Written task
Transcribe all of the material exactly. Any picture in it should be left out.
-------------------------
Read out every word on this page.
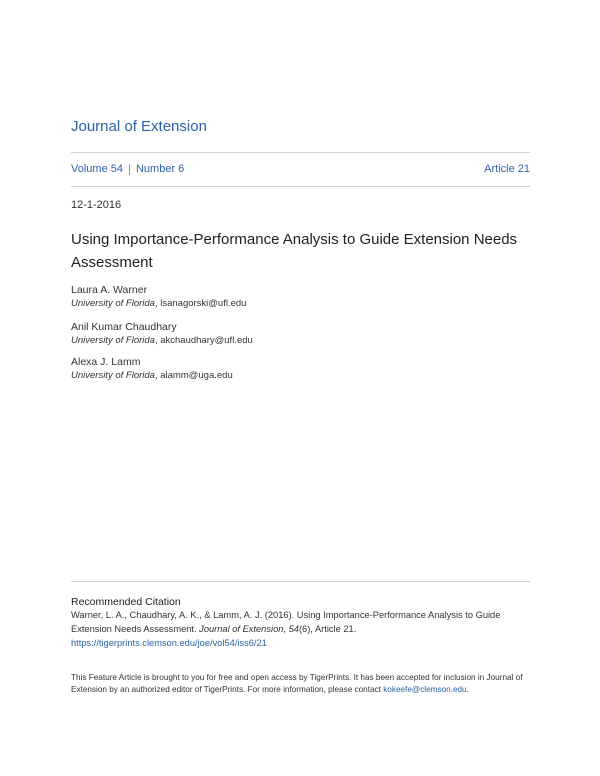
Journal of Extension
Volume 54 Number 6	Article 21
12-1-2016
Using Importance-Performance Analysis to Guide Extension Needs Assessment
Laura A. Warner
University of Florida, lsanagorski@ufl.edu
Anil Kumar Chaudhary
University of Florida, akchaudhary@ufl.edu
Alexa J. Lamm
University of Florida, alamm@uga.edu
Recommended Citation
Warner, L. A., Chaudhary, A. K., & Lamm, A. J. (2016). Using Importance-Performance Analysis to Guide Extension Needs Assessment. Journal of Extension, 54(6), Article 21. https://tigerprints.clemson.edu/joe/vol54/iss6/21
This Feature Article is brought to you for free and open access by TigerPrints. It has been accepted for inclusion in Journal of Extension by an authorized editor of TigerPrints. For more information, please contact kokeefe@clemson.edu.
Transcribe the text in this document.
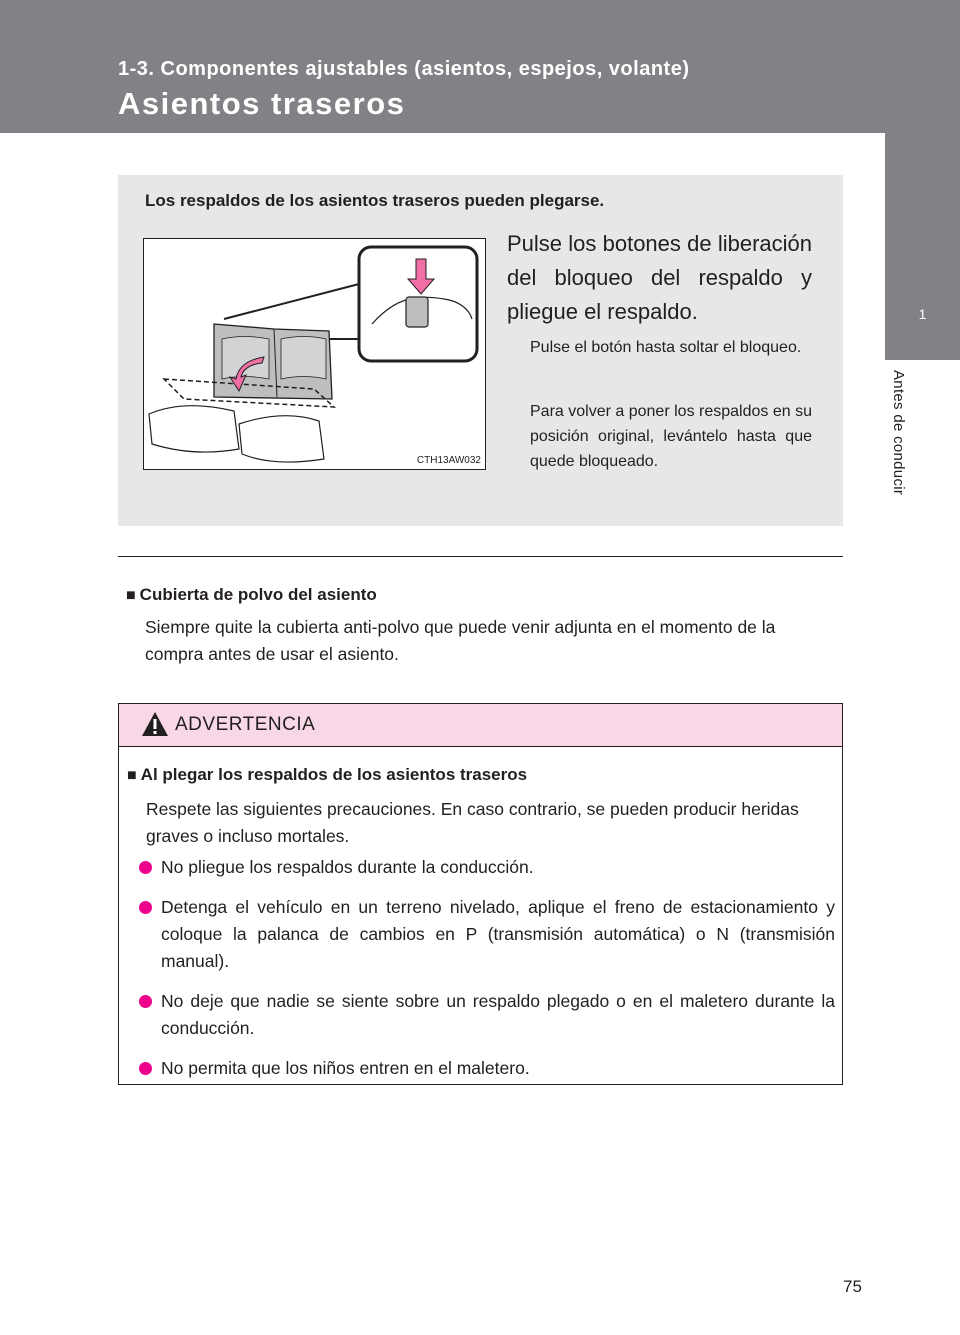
1-3. Componentes ajustables (asientos, espejos, volante)
Asientos traseros
1
Antes de conducir
Los respaldos de los asientos traseros pueden plegarse.
CTH13AW032
Pulse los botones de liberación del bloqueo del respaldo y pliegue el respaldo.
Pulse el botón hasta soltar el bloqueo.
Para volver a poner los respaldos en su posición original, levántelo hasta que quede bloqueado.
■ Cubierta de polvo del asiento
Siempre quite la cubierta anti-polvo que puede venir adjunta en el momento de la compra antes de usar el asiento.
ADVERTENCIA
■ Al plegar los respaldos de los asientos traseros
Respete las siguientes precauciones. En caso contrario, se pueden producir heridas graves o incluso mortales.
No pliegue los respaldos durante la conducción.
Detenga el vehículo en un terreno nivelado, aplique el freno de estacionamiento y coloque la palanca de cambios en P (transmisión automática) o N (transmisión manual).
No deje que nadie se siente sobre un respaldo plegado o en el maletero durante la conducción.
No permita que los niños entren en el maletero.
75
-------------------------
Answer below
Read out every word on this page.
Journal of Extension
Volume 54 Number 6	Article 21
12-1-2016
Using Importance-Performance Analysis to Guide Extension Needs Assessment
Laura A. Warner
University of Florida, lsanagorski@ufl.edu
Anil Kumar Chaudhary
University of Florida, akchaudhary@ufl.edu
Alexa J. Lamm
University of Florida, alamm@uga.edu
Recommended Citation
Warner, L. A., Chaudhary, A. K., & Lamm, A. J. (2016). Using Importance-Performance Analysis to Guide Extension Needs Assessment. Journal of Extension, 54(6), Article 21. https://tigerprints.clemson.edu/joe/vol54/iss6/21
This Feature Article is brought to you for free and open access by TigerPrints. It has been accepted for inclusion in Journal of Extension by an authorized editor of TigerPrints. For more information, please contact kokeefe@clemson.edu.
Transcribe the text in this document.
1-3. Componentes ajustables (asientos, espejos, volante)
Asientos traseros
1
Antes de conducir
Los respaldos de los asientos traseros pueden plegarse.
CTH13AW032
Pulse los botones de liberación del bloqueo del respaldo y pliegue el respaldo.
Pulse el botón hasta soltar el bloqueo.
Para volver a poner los respaldos en su posición original, levántelo hasta que quede bloqueado.
■ Cubierta de polvo del asiento
Siempre quite la cubierta anti-polvo que puede venir adjunta en el momento de la compra antes de usar el asiento.
ADVERTENCIA
■ Al plegar los respaldos de los asientos traseros
Respete las siguientes precauciones. En caso contrario, se pueden producir heridas graves o incluso mortales.
No pliegue los respaldos durante la conducción.
Detenga el vehículo en un terreno nivelado, aplique el freno de estacionamiento y coloque la palanca de cambios en P (transmisión automática) o N (transmisión manual).
No deje que nadie se siente sobre un respaldo plegado o en el maletero durante la conducción.
No permita que los niños entren en el maletero.
75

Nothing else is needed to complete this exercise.